▶ _Extrait choisi_
○ ○ ○ ○ ○ ○ ○

Allan, en train de faire son 800e don
Quand on lui a demandé comment il s’est senti d’être qualifié de « héros », Allan a répondu humblement : « J’en ai eu les larmes aux yeux. Je ne cherchais pas à être un héros. Je voulais simplement redonner à la communauté. Si quelqu’un a besoin de sang, pourquoi ne pas lui en donner? »
Allan et Lorraine, célébrant les 800 dons du généreux donneur
Lorraine et Allan militent tous les deux activement pour le don de produits sanguins. Allan espère donner aussi longtemps qu’il le pourra et encourage les autres à faire de même. « Allez-y, ça ne fait pas mal! Et ça ne prend qu’un peu de votre temps une fois par semaine. »
Quant à Lorraine, elle voue à ses héros une reconnaissance sans bornes : « Il n’y a pas de mots pour exprimer ma gratitude envers les gens qui donnent des produits sanguins, quels qu’ils soient. Même si [comme donneur] vous ne rencontrerez probablement jamais les personnes qui reçoivent vos dons, sachez qu’elles vous en sont profondément reconnaissantes parce que sans vous, elles ne survivraient pas. »
Sauver des vies autrement
Dès son jeune âge, Allan s’est passionné pour la mécanique, une passion qui s’est développée au contact de son oncle préféré. Son intérêt et son aptitude naturelle l’ont amené à devenir compagnon machiniste, puis machiniste, métier qu’il a exercé pendant 30 ans aux départements de génie civil et de génie mécanique de l’Université de l’Alberta.
Allan trouvait le travail à la fois intéressant et stimulant. Lorsqu’il créait de l’équipement pour la recherche doctorale, par exemple, « il m’arrivait souvent de travailler avec des étudiants diplômés à partir de concepts et de dessins qu’ils avaient griffonnés sur un essuie-tout ».
Après une longue carrière enrichissante, Allan contribue toujours de façon importante à sa profession.
Trois mois après son départ à la retraite, le machiniste a été contacté par un ingénieur biomédical qui souhaitait extraire des cellules d’îlots pancréatiques de donneurs pour la recherche sur le diabète. Il a saisi l’occasion d’utiliser ses talents pour aider à sauver des vies autrement.
« J’étais fier qu’un ingénieur biomédical pense à moi pour aider à concevoir les petites machines de laboratoire dont ils avaient besoin pour leur recherche », admet Allan.
Après avoir suivi une formation auprès d’experts du domaine, Allan s’est spécialisé dans les séparateurs de cellules sanguines, puis a créé sa propre micro-entreprise : Argyll Innovations Inc. C’est lui qui fait l’entretien des séparateurs modifiés utilisés au laboratoire clinique d’îlots des Services de santé de l’Alberta.

○ ○ ○ ○ ○ ○ ○

▶ _Tâches à réaliser_
• 1. Résumez l'extrait en deux phrases, s'il vous plaît.
• 2. Recopiez fidèlement un passage de l'extrait : commencez aux mots contenant « Après une longue » et arrêtez-vous après « santé de l’Alberta. ».

▶ _Données à examiner_

○ ○ ○ ○ ○ ○ ○

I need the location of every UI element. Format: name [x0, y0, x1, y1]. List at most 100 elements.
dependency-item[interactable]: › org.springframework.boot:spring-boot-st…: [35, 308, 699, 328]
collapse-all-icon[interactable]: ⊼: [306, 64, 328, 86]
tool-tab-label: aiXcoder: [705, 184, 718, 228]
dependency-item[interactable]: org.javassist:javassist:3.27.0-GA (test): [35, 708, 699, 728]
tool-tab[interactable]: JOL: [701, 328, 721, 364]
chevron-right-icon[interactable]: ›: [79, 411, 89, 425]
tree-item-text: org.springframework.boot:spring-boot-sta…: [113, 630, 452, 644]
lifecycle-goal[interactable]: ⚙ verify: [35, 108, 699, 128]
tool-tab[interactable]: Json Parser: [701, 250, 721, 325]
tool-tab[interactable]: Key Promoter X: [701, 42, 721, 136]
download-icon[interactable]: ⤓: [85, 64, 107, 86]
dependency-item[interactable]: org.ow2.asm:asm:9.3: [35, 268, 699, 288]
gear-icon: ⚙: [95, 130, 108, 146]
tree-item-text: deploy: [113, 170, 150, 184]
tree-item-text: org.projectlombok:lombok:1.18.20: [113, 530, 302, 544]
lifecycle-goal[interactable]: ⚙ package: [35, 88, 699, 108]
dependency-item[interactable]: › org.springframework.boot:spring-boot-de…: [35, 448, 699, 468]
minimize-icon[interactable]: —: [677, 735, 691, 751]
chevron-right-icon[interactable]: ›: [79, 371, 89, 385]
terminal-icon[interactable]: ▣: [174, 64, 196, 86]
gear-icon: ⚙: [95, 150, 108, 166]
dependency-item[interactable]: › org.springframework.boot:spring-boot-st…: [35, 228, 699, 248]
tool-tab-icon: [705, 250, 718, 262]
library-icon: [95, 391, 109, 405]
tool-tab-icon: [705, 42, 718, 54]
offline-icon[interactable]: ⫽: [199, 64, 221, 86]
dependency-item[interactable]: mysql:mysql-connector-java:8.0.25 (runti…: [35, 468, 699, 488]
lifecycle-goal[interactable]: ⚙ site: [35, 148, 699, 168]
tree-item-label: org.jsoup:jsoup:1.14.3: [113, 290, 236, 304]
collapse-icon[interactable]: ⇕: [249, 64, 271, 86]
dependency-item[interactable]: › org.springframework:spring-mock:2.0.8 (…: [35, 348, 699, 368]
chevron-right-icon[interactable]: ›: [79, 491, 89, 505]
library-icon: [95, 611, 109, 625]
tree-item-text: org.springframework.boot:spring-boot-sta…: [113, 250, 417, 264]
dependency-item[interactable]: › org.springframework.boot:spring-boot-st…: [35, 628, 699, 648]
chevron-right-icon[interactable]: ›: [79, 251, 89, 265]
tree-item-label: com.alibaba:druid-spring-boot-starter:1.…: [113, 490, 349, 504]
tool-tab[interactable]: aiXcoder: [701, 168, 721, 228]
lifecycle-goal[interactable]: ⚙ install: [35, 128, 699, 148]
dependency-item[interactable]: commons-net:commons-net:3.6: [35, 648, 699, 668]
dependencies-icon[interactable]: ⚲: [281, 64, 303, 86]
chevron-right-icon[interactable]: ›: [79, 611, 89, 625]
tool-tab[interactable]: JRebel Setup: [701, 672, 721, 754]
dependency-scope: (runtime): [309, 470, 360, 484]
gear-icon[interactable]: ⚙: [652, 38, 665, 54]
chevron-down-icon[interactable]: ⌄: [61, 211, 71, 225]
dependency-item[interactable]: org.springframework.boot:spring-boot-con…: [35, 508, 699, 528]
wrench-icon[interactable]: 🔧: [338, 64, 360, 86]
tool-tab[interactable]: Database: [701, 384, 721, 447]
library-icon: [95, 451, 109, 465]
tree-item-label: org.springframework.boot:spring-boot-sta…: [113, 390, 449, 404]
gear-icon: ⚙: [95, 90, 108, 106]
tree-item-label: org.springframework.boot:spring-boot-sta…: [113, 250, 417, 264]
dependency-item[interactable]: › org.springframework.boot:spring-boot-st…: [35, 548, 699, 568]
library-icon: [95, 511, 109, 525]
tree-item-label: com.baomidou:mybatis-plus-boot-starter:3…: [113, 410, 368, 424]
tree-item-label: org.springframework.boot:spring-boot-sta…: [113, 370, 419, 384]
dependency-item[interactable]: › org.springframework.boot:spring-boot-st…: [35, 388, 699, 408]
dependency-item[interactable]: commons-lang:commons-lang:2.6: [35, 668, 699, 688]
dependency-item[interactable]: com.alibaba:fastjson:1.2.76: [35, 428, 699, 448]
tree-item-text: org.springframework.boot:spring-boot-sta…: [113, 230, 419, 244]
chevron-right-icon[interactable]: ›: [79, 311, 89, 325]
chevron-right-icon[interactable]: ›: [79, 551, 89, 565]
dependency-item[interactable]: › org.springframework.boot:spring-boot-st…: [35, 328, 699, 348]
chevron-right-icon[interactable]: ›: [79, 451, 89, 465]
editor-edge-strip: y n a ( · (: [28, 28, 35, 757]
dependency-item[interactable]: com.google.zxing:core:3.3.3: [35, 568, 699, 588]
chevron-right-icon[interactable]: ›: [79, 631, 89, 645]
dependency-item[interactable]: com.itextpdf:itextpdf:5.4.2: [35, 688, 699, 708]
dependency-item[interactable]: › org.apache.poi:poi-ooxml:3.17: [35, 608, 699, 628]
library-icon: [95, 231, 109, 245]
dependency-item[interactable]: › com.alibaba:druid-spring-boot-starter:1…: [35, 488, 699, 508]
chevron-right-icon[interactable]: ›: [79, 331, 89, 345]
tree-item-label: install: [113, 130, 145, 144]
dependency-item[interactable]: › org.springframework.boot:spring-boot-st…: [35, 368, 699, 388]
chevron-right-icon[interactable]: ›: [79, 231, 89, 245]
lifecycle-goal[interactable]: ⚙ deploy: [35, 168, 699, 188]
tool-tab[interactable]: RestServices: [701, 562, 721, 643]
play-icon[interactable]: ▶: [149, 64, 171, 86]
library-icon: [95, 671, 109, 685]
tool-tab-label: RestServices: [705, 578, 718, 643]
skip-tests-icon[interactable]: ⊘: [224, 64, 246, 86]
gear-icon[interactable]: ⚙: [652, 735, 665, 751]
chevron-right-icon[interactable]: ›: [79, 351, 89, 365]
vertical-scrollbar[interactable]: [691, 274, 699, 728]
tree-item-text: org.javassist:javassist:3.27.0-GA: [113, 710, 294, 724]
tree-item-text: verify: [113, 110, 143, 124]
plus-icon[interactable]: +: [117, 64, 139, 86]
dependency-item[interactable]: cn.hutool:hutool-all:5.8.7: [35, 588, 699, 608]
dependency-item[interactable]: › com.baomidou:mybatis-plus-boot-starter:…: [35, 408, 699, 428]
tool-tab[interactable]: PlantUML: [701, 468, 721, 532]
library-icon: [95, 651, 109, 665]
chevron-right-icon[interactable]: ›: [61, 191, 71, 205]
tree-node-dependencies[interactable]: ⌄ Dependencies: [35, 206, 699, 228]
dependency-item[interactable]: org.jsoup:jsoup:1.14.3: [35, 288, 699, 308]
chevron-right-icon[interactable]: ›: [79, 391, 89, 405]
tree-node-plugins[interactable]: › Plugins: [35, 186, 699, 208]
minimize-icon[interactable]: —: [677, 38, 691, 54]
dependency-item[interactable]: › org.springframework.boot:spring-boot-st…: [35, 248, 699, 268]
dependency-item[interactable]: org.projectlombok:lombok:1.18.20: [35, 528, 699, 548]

○ ○ ○ ○ ○ ○ ○

▶ _Réponses aux problèmes_
• 1. Allan, qui a atteint son 800e don, milite avec Lorraine pour le don de produits sanguins et encourage les autres à donner, tandis que Lorraine exprime sa profonde gratitude envers les donneurs. Machiniste pendant 30 ans à l'Université de l'Alberta, Allan a mis ses talents au service de la recherche sur le diabète après sa retraite et entretient, grâce à sa micro-entreprise Argyll Innovations Inc., les séparateurs modifiés du laboratoire clinique d'îlots des Services de santé de l'Alberta.

• 2.
Après une longue carrière enrichissante, Allan contribue toujours de façon importante à sa profession.
Trois mois après son départ à la retraite, le machiniste a été contacté par un ingénieur biomédical qui souhaitait extraire des cellules d’îlots pancréatiques de donneurs pour la recherche sur le diabète. Il a saisi l’occasion d’utiliser ses talents pour aider à sauver des vies autrement.
« J’étais fier qu’un ingénieur biomédical pense à moi pour aider à concevoir les petites machines de laboratoire dont ils avaient besoin pour leur recherche », admet Allan.
Après avoir suivi une formation auprès d’experts du domaine, Allan s’est spécialisé dans les séparateurs de cellules sanguines, puis a créé sa propre micro-entreprise : Argyll Innovations Inc. C’est lui qui fait l’entretien des séparateurs modifiés utilisés au laboratoire clinique d’îlots des Services de santé de l’Alberta.